=== EXERCISE DIRECTIONS ===
Return the entries verbatim and drop every picture.
━━━ SUPPLIED INFORMATION
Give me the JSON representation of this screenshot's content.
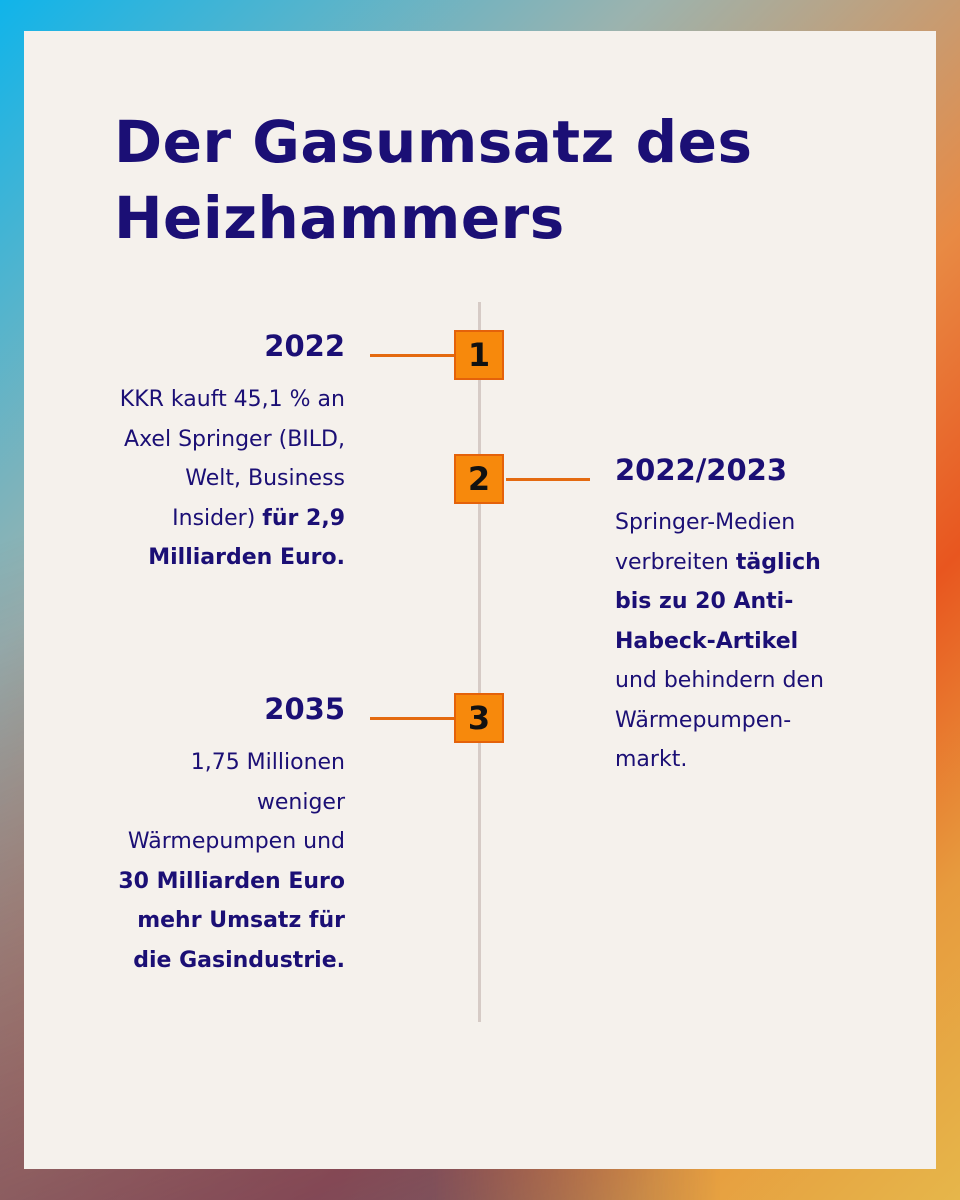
{
  "title": {
    "line1": "Der Gasumsatz des",
    "line2": "Heizhammers"
  },
  "colors": {
    "accent_orange": "#f7890c",
    "text_navy": "#1b0f75",
    "card_bg": "#f5f1ec"
  },
  "events": [
    {
      "number": "1",
      "year": "2022",
      "text_parts": [
        "KKR kauft 45,1 % an Axel Springer (BILD, Welt, Business Insider) ",
        "für 2,9 Milliarden Euro."
      ]
    },
    {
      "number": "2",
      "year": "2022/2023",
      "text_parts": [
        "Springer-Medien verbreiten ",
        "täglich bis zu 20 Anti-Habeck-Artikel",
        " und behindern den Wärmepumpen-markt."
      ]
    },
    {
      "number": "3",
      "year": "2035",
      "text_parts": [
        "1,75 Millionen weniger Wärmepumpen und ",
        "30 Milliarden Euro mehr Umsatz für die Gasindustrie."
      ]
    }
  ]
}
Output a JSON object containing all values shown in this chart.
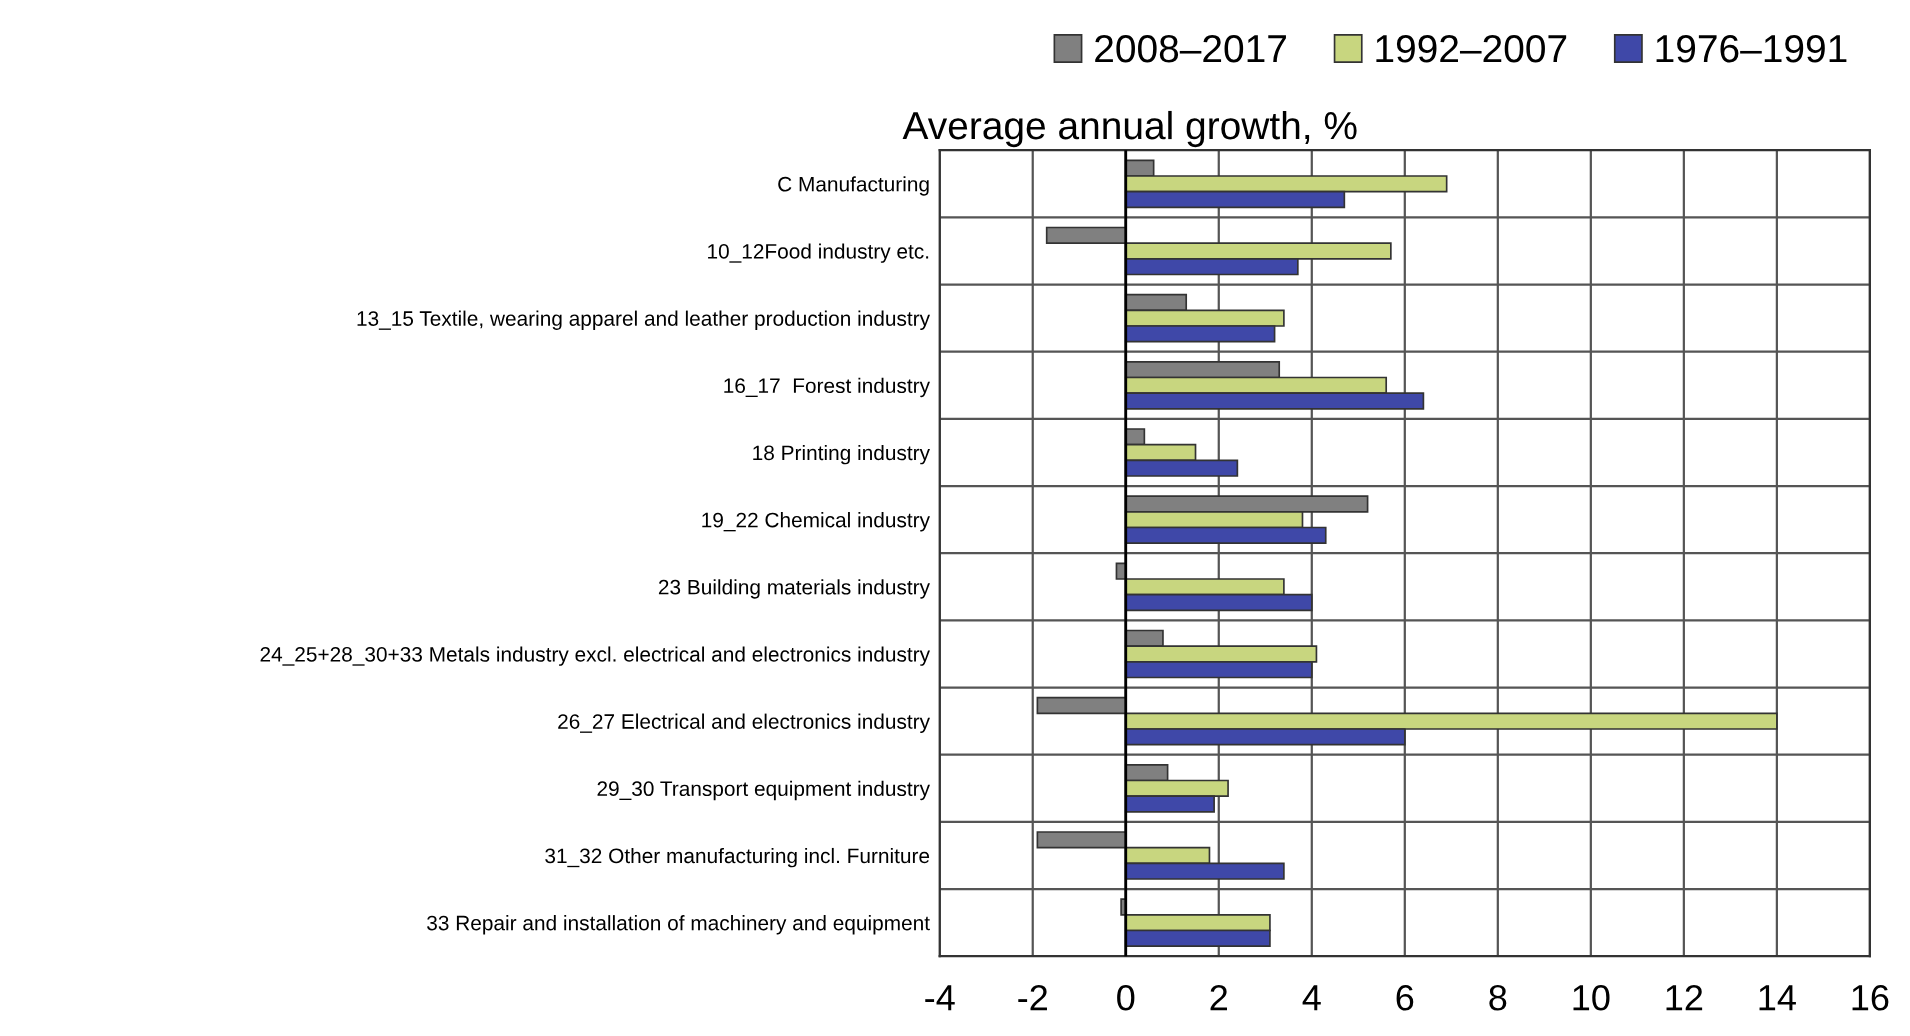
{
  "chart_data": {
    "type": "bar",
    "orientation": "horizontal",
    "title": "Average annual growth, %",
    "categories": [
      "C Manufacturing",
      "10_12Food industry etc.",
      "13_15 Textile, wearing apparel and leather production industry",
      "16_17  Forest industry",
      "18 Printing industry",
      "19_22 Chemical industry",
      "23 Building materials industry",
      "24_25+28_30+33 Metals industry excl. electrical and electronics industry",
      "26_27 Electrical and electronics industry",
      "29_30 Transport equipment industry",
      "31_32 Other manufacturing incl. Furniture",
      "33 Repair and installation of machinery and equipment"
    ],
    "series": [
      {
        "name": "2008–2017",
        "color": "#808080",
        "values": [
          0.6,
          -1.7,
          1.3,
          3.3,
          0.4,
          5.2,
          -0.2,
          0.8,
          -1.9,
          0.9,
          -1.9,
          -0.1
        ]
      },
      {
        "name": "1992–2007",
        "color": "#c8d67f",
        "values": [
          6.9,
          5.7,
          3.4,
          5.6,
          1.5,
          3.8,
          3.4,
          4.1,
          14.0,
          2.2,
          1.8,
          3.1
        ]
      },
      {
        "name": "1976–1991",
        "color": "#3f48a8",
        "values": [
          4.7,
          3.7,
          3.2,
          6.4,
          2.4,
          4.3,
          4.0,
          4.0,
          6.0,
          1.9,
          3.4,
          3.1
        ]
      }
    ],
    "xlim": [
      -4,
      16
    ],
    "xticks": [
      -4,
      -2,
      0,
      2,
      4,
      6,
      8,
      10,
      12,
      14,
      16
    ],
    "grid": true,
    "legend": "top"
  }
}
━━━━━━
=== TASK RESPONSE ===
Give me the JSON representation of this screenshot's content.
{
  "title": {
    "line1": "Der Gasumsatz des",
    "line2": "Heizhammers"
  },
  "colors": {
    "accent_orange": "#f7890c",
    "text_navy": "#1b0f75",
    "card_bg": "#f5f1ec"
  },
  "events": [
    {
      "number": "1",
      "year": "2022",
      "text_parts": [
        "KKR kauft 45,1 % an Axel Springer (BILD, Welt, Business Insider) ",
        "für 2,9 Milliarden Euro."
      ]
    },
    {
      "number": "2",
      "year": "2022/2023",
      "text_parts": [
        "Springer-Medien verbreiten ",
        "täglich bis zu 20 Anti-Habeck-Artikel",
        " und behindern den Wärmepumpen-markt."
      ]
    },
    {
      "number": "3",
      "year": "2035",
      "text_parts": [
        "1,75 Millionen weniger Wärmepumpen und ",
        "30 Milliarden Euro mehr Umsatz für die Gasindustrie."
      ]
    }
  ]
}
Output a JSON object containing all values shown in this chart.
{
  "chart_data": {
    "type": "bar",
    "orientation": "horizontal",
    "title": "Average annual growth, %",
    "categories": [
      "C Manufacturing",
      "10_12Food industry etc.",
      "13_15 Textile, wearing apparel and leather production industry",
      "16_17  Forest industry",
      "18 Printing industry",
      "19_22 Chemical industry",
      "23 Building materials industry",
      "24_25+28_30+33 Metals industry excl. electrical and electronics industry",
      "26_27 Electrical and electronics industry",
      "29_30 Transport equipment industry",
      "31_32 Other manufacturing incl. Furniture",
      "33 Repair and installation of machinery and equipment"
    ],
    "series": [
      {
        "name": "2008–2017",
        "color": "#808080",
        "values": [
          0.6,
          -1.7,
          1.3,
          3.3,
          0.4,
          5.2,
          -0.2,
          0.8,
          -1.9,
          0.9,
          -1.9,
          -0.1
        ]
      },
      {
        "name": "1992–2007",
        "color": "#c8d67f",
        "values": [
          6.9,
          5.7,
          3.4,
          5.6,
          1.5,
          3.8,
          3.4,
          4.1,
          14.0,
          2.2,
          1.8,
          3.1
        ]
      },
      {
        "name": "1976–1991",
        "color": "#3f48a8",
        "values": [
          4.7,
          3.7,
          3.2,
          6.4,
          2.4,
          4.3,
          4.0,
          4.0,
          6.0,
          1.9,
          3.4,
          3.1
        ]
      }
    ],
    "xlim": [
      -4,
      16
    ],
    "xticks": [
      -4,
      -2,
      0,
      2,
      4,
      6,
      8,
      10,
      12,
      14,
      16
    ],
    "grid": true,
    "legend": "top"
  }
}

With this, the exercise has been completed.